## Exercise task:
Restate each entry word for word, leaving nothing out.

Data entries
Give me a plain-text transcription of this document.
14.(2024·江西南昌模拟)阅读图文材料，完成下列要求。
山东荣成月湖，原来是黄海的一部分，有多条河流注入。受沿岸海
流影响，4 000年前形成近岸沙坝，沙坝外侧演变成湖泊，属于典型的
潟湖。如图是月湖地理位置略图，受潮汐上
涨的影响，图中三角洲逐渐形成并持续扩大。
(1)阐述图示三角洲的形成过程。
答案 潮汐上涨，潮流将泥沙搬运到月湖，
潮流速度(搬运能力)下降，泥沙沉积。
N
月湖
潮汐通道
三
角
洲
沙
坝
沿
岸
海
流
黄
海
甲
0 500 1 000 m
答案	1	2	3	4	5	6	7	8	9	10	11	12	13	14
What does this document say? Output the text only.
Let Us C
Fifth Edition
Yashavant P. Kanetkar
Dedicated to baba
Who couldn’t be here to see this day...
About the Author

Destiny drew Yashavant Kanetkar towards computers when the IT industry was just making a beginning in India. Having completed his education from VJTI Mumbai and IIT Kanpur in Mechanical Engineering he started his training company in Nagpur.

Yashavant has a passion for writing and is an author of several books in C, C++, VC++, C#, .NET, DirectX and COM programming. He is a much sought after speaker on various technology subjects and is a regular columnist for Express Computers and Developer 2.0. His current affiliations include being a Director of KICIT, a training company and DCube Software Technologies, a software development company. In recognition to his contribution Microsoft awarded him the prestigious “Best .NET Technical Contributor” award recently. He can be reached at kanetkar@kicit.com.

## The reply:
Give me a plain-text transcription of this document.
14.(2024·江西南昌模拟)阅读图文材料，完成下列要求。
山东荣成月湖，原来是黄海的一部分，有多条河流注入。受沿岸海
流影响，4 000年前形成近岸沙坝，沙坝外侧演变成湖泊，属于典型的
潟湖。如图是月湖地理位置略图，受潮汐上
涨的影响，图中三角洲逐渐形成并持续扩大。
(1)阐述图示三角洲的形成过程。
答案 潮汐上涨，潮流将泥沙搬运到月湖，
潮流速度(搬运能力)下降，泥沙沉积。
N
月湖
潮汐通道
三
角
洲
沙
坝
沿
岸
海
流
黄
海
甲
0 500 1 000 m
答案	1	2	3	4	5	6	7	8	9	10	11	12	13	14
What does this document say? Output the text only.
Let Us C
Fifth Edition
Yashavant P. Kanetkar
Dedicated to baba
Who couldn’t be here to see this day...
About the Author

Destiny drew Yashavant Kanetkar towards computers when the IT industry was just making a beginning in India. Having completed his education from VJTI Mumbai and IIT Kanpur in Mechanical Engineering he started his training company in Nagpur.

Yashavant has a passion for writing and is an author of several books in C, C++, VC++, C#, .NET, DirectX and COM programming. He is a much sought after speaker on various technology subjects and is a regular columnist for Express Computers and Developer 2.0. His current affiliations include being a Director of KICIT, a training company and DCube Software Technologies, a software development company. In recognition to his contribution Microsoft awarded him the prestigious “Best .NET Technical Contributor” award recently. He can be reached at kanetkar@kicit.com.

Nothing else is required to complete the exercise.